__WORK TO BE COMPLETED__: Output every record below exactly as it appears.
-- start --
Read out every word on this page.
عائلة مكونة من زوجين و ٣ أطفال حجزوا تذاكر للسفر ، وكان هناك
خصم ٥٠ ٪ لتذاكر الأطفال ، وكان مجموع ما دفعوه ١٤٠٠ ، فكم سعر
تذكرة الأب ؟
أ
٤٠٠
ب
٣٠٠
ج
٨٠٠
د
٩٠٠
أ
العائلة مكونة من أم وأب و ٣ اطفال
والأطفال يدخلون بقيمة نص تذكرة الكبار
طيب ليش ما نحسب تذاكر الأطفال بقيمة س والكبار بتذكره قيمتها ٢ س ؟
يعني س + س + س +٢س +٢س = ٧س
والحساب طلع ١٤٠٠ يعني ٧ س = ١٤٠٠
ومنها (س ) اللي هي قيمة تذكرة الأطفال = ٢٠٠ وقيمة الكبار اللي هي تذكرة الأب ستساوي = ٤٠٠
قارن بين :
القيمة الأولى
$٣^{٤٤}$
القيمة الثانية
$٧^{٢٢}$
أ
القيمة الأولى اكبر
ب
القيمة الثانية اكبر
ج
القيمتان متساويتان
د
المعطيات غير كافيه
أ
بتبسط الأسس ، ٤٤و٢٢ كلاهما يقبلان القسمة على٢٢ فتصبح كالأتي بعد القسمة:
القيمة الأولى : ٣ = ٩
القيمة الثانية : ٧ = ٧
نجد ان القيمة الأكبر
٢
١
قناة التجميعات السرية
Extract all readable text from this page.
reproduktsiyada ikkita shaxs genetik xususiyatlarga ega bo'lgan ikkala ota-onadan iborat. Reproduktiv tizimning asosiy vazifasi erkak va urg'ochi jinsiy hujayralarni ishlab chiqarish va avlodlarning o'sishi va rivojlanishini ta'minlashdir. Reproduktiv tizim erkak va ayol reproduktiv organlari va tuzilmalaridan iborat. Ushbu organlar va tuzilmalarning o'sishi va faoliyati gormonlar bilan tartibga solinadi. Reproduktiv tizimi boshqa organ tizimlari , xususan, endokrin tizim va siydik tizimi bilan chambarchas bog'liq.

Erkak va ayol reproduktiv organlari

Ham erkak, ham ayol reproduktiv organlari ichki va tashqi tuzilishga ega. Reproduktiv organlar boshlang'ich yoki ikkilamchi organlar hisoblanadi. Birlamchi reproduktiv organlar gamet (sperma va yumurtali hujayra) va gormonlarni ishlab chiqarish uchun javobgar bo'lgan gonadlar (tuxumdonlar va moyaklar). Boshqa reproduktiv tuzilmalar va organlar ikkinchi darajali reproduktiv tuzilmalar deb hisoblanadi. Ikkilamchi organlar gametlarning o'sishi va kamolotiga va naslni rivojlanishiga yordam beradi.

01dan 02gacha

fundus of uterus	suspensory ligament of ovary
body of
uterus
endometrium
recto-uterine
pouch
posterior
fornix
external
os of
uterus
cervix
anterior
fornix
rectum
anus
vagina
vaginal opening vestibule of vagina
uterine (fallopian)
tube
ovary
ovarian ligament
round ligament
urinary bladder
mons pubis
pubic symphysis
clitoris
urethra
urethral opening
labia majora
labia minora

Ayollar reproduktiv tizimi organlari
-- end --
__RESULT OF THIS EXERCISE__:
Read out every word on this page.
عائلة مكونة من زوجين و ٣ أطفال حجزوا تذاكر للسفر ، وكان هناك
خصم ٥٠ ٪ لتذاكر الأطفال ، وكان مجموع ما دفعوه ١٤٠٠ ، فكم سعر
تذكرة الأب ؟
أ
٤٠٠
ب
٣٠٠
ج
٨٠٠
د
٩٠٠
أ
العائلة مكونة من أم وأب و ٣ اطفال
والأطفال يدخلون بقيمة نص تذكرة الكبار
طيب ليش ما نحسب تذاكر الأطفال بقيمة س والكبار بتذكره قيمتها ٢ س ؟
يعني س + س + س +٢س +٢س = ٧س
والحساب طلع ١٤٠٠ يعني ٧ س = ١٤٠٠
ومنها (س ) اللي هي قيمة تذكرة الأطفال = ٢٠٠ وقيمة الكبار اللي هي تذكرة الأب ستساوي = ٤٠٠
قارن بين :
القيمة الأولى
$٣^{٤٤}$
القيمة الثانية
$٧^{٢٢}$
أ
القيمة الأولى اكبر
ب
القيمة الثانية اكبر
ج
القيمتان متساويتان
د
المعطيات غير كافيه
أ
بتبسط الأسس ، ٤٤و٢٢ كلاهما يقبلان القسمة على٢٢ فتصبح كالأتي بعد القسمة:
القيمة الأولى : ٣ = ٩
القيمة الثانية : ٧ = ٧
نجد ان القيمة الأكبر
٢
١
قناة التجميعات السرية
Extract all readable text from this page.
reproduktsiyada ikkita shaxs genetik xususiyatlarga ega bo'lgan ikkala ota-onadan iborat. Reproduktiv tizimning asosiy vazifasi erkak va urg'ochi jinsiy hujayralarni ishlab chiqarish va avlodlarning o'sishi va rivojlanishini ta'minlashdir. Reproduktiv tizim erkak va ayol reproduktiv organlari va tuzilmalaridan iborat. Ushbu organlar va tuzilmalarning o'sishi va faoliyati gormonlar bilan tartibga solinadi. Reproduktiv tizimi boshqa organ tizimlari , xususan, endokrin tizim va siydik tizimi bilan chambarchas bog'liq.

Erkak va ayol reproduktiv organlari

Ham erkak, ham ayol reproduktiv organlari ichki va tashqi tuzilishga ega. Reproduktiv organlar boshlang'ich yoki ikkilamchi organlar hisoblanadi. Birlamchi reproduktiv organlar gamet (sperma va yumurtali hujayra) va gormonlarni ishlab chiqarish uchun javobgar bo'lgan gonadlar (tuxumdonlar va moyaklar). Boshqa reproduktiv tuzilmalar va organlar ikkinchi darajali reproduktiv tuzilmalar deb hisoblanadi. Ikkilamchi organlar gametlarning o'sishi va kamolotiga va naslni rivojlanishiga yordam beradi.

01dan 02gacha

fundus of uterus	suspensory ligament of ovary
body of
uterus
endometrium
recto-uterine
pouch
posterior
fornix
external
os of
uterus
cervix
anterior
fornix
rectum
anus
vagina
vaginal opening vestibule of vagina
uterine (fallopian)
tube
ovary
ovarian ligament
round ligament
urinary bladder
mons pubis
pubic symphysis
clitoris
urethra
urethral opening
labia majora
labia minora

Ayollar reproduktiv tizimi organlari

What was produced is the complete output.